(Records contained in a dataset)

○ ○ ○ ○ ○

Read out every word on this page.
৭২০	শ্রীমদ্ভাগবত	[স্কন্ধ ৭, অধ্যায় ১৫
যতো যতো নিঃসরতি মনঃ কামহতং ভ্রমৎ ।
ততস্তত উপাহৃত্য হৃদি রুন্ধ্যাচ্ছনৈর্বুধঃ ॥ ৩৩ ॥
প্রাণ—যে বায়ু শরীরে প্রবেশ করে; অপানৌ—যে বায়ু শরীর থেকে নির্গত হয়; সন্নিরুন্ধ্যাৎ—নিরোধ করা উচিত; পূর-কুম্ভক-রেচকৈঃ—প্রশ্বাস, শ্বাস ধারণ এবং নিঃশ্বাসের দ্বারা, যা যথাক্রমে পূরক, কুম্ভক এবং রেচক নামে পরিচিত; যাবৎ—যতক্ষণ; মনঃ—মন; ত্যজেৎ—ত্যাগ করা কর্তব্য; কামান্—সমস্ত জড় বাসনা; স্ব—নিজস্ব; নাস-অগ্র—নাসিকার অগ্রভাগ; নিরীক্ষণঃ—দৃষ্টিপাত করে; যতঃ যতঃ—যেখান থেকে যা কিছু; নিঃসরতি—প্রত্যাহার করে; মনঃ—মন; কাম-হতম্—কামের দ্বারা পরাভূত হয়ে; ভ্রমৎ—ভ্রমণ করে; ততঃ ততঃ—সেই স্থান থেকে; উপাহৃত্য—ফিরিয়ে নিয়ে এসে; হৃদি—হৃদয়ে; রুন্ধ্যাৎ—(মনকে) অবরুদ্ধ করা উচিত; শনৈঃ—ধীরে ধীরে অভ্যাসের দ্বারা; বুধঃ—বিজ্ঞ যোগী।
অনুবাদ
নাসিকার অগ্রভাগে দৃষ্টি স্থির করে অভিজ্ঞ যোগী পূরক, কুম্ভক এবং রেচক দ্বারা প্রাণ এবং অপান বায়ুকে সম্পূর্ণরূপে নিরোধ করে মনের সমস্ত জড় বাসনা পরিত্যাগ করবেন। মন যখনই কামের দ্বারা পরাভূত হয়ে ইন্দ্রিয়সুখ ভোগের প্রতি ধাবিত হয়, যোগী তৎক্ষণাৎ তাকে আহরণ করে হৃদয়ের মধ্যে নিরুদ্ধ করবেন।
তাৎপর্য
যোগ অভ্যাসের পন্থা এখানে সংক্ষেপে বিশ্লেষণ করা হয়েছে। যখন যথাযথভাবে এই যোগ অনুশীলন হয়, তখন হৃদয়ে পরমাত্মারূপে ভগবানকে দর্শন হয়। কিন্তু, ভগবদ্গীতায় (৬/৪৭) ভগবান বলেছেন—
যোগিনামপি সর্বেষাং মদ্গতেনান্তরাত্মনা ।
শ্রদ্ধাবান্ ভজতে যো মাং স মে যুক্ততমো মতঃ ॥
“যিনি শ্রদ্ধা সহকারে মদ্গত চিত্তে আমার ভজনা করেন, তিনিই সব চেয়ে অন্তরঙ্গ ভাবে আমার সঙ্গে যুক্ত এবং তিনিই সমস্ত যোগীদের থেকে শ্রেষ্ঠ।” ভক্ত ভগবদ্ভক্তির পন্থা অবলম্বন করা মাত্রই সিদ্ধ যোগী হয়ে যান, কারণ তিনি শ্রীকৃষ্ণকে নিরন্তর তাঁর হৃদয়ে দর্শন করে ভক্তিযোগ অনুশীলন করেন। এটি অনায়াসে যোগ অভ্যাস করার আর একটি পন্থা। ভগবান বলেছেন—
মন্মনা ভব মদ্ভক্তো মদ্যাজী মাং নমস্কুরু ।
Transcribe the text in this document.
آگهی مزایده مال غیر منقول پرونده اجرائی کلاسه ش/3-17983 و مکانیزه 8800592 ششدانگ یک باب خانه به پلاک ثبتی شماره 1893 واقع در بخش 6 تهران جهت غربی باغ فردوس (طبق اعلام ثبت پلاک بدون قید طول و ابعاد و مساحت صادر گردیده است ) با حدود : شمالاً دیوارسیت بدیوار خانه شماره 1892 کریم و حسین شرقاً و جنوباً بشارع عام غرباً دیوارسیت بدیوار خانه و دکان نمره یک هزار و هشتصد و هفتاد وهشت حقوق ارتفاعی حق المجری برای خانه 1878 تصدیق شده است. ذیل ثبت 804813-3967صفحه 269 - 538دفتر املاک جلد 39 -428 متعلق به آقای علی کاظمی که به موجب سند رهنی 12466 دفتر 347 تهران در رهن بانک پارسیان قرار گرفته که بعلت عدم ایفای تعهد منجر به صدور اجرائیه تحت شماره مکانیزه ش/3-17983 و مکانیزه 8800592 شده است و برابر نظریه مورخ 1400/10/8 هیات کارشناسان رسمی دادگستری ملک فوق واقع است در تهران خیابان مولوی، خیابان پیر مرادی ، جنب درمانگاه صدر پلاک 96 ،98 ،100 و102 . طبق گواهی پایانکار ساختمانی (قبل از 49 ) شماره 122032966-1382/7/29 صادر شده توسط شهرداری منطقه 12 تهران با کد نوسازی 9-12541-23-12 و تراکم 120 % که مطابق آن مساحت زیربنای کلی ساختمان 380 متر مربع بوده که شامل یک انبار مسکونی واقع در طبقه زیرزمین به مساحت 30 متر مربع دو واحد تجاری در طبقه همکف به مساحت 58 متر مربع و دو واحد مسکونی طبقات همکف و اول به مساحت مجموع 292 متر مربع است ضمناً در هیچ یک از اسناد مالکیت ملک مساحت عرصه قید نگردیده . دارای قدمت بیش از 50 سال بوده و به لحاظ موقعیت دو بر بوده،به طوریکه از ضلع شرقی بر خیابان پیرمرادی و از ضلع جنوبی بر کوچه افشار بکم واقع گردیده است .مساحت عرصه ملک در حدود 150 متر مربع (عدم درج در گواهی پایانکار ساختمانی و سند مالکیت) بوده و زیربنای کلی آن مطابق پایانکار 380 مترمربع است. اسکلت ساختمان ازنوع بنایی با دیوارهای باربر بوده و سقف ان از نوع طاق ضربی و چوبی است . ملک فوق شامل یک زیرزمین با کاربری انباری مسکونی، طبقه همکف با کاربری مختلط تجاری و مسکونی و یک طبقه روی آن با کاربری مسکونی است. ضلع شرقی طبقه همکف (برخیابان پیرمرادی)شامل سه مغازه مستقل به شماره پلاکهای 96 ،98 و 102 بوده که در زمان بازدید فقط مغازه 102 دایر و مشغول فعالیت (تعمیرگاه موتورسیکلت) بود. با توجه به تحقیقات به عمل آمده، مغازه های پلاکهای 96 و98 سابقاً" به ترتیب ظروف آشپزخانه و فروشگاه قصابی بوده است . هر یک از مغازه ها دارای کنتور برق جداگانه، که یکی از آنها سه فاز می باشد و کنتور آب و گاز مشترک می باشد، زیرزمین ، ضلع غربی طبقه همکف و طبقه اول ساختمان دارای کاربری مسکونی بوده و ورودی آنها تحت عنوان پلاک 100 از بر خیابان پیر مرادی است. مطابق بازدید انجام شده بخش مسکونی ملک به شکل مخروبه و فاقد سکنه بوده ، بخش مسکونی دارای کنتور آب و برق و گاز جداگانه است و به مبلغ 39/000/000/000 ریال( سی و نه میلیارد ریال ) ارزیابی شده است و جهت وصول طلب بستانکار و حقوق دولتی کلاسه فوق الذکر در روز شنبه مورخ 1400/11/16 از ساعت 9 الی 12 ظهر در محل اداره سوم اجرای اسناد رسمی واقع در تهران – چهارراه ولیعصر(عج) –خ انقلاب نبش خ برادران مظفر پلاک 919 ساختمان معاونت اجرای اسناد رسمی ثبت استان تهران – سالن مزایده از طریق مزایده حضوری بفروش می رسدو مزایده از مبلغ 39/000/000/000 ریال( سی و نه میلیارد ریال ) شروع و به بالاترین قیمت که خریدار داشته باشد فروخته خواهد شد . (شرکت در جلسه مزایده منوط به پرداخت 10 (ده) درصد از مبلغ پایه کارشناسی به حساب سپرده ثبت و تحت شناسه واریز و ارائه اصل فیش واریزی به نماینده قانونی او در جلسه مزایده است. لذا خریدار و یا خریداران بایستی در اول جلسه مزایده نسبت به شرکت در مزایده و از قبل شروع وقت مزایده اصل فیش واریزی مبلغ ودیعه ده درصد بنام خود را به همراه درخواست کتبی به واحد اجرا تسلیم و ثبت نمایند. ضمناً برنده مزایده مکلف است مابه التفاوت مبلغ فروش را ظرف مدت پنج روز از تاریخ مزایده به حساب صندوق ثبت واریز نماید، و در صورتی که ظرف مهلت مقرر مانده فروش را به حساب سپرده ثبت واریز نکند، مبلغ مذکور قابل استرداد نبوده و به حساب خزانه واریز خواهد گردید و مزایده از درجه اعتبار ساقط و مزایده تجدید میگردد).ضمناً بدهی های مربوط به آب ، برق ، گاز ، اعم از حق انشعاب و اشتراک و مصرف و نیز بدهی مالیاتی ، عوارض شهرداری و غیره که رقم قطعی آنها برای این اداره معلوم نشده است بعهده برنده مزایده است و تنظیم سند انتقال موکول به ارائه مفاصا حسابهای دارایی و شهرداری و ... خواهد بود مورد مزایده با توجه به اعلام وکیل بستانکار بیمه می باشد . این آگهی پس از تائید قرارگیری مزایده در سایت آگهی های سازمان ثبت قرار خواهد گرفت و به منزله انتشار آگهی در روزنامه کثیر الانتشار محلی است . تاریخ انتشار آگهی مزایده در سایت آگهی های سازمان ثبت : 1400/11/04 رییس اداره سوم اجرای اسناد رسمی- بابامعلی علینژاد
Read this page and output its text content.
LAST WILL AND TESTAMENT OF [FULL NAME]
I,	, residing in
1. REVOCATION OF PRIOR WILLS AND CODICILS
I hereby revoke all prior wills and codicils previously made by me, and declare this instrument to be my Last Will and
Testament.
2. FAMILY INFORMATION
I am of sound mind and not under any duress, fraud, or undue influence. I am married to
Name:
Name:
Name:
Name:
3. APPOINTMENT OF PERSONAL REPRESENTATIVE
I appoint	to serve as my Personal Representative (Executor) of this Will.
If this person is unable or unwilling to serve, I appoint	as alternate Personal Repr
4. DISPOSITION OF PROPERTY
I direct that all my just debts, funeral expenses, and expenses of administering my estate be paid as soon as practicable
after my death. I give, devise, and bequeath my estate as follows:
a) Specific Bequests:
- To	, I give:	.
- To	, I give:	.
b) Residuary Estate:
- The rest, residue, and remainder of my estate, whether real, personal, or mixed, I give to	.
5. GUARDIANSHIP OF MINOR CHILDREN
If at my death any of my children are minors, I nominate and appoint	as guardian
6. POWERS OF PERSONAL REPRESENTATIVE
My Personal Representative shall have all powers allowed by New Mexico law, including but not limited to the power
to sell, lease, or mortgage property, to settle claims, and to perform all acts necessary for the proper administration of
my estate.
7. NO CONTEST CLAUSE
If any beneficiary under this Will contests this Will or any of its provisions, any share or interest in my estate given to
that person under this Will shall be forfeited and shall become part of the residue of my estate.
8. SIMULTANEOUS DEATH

○ ○ ○ ○ ○

# TASK:
Above are the records. Identify each line that contains the word "this".

# THE REPLY:
Read out every word on this page.
Transcribe the text in this document.
Read this page and output its text content.
I hereby revoke all prior wills and codicils previously made by me, and declare this instrument to be my Last Will and
I appoint	to serve as my Personal Representative (Executor) of this Will.
If this person is unable or unwilling to serve, I appoint	as alternate Personal Repr
If any beneficiary under this Will contests this Will or any of its provisions, any share or interest in my estate given to
that person under this Will shall be forfeited and shall become part of the residue of my estate.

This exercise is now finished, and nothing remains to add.